• _What to do_: Extract every line where the string "ROAD" appears.

+++ Input data

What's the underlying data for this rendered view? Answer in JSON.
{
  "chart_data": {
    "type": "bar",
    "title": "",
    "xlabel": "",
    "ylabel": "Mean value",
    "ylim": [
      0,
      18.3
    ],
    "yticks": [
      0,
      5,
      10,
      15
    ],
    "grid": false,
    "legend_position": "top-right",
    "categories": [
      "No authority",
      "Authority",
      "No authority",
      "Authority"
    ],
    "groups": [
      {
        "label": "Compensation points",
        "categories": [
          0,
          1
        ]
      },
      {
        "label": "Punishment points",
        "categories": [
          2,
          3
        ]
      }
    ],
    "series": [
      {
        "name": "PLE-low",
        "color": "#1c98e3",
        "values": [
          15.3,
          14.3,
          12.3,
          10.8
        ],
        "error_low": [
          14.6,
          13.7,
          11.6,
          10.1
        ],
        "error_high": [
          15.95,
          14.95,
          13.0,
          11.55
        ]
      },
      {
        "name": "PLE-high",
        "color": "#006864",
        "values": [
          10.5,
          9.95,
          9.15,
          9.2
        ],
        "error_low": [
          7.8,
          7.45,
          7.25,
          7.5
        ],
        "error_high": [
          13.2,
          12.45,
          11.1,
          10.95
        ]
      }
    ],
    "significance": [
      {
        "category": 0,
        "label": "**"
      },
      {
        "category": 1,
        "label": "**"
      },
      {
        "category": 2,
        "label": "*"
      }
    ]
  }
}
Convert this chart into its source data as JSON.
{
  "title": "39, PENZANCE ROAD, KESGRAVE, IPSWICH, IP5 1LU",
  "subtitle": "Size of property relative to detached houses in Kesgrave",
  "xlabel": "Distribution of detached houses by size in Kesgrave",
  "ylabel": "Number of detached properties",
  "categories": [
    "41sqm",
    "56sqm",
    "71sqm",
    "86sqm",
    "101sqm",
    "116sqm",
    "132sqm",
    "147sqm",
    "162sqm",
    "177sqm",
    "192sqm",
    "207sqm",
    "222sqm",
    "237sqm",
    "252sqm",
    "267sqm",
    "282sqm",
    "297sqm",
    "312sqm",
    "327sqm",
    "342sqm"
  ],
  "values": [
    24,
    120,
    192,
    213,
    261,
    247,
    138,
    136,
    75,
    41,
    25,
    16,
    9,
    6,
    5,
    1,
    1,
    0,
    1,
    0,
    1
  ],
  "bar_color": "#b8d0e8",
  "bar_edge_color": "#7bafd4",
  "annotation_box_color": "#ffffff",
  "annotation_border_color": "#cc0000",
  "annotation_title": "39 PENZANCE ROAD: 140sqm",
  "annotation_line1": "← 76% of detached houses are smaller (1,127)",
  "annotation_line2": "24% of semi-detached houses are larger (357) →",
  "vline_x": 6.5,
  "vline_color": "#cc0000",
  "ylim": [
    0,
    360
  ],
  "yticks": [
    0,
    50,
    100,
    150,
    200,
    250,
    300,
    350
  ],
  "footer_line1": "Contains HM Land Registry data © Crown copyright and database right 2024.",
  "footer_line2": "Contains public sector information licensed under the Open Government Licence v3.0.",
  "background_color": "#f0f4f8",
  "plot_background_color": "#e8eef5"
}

++++++

• _Task output_:
  "title": "39, PENZANCE ROAD, KESGRAVE, IPSWICH, IP5 1LU",
  "annotation_title": "39 PENZANCE ROAD: 140sqm",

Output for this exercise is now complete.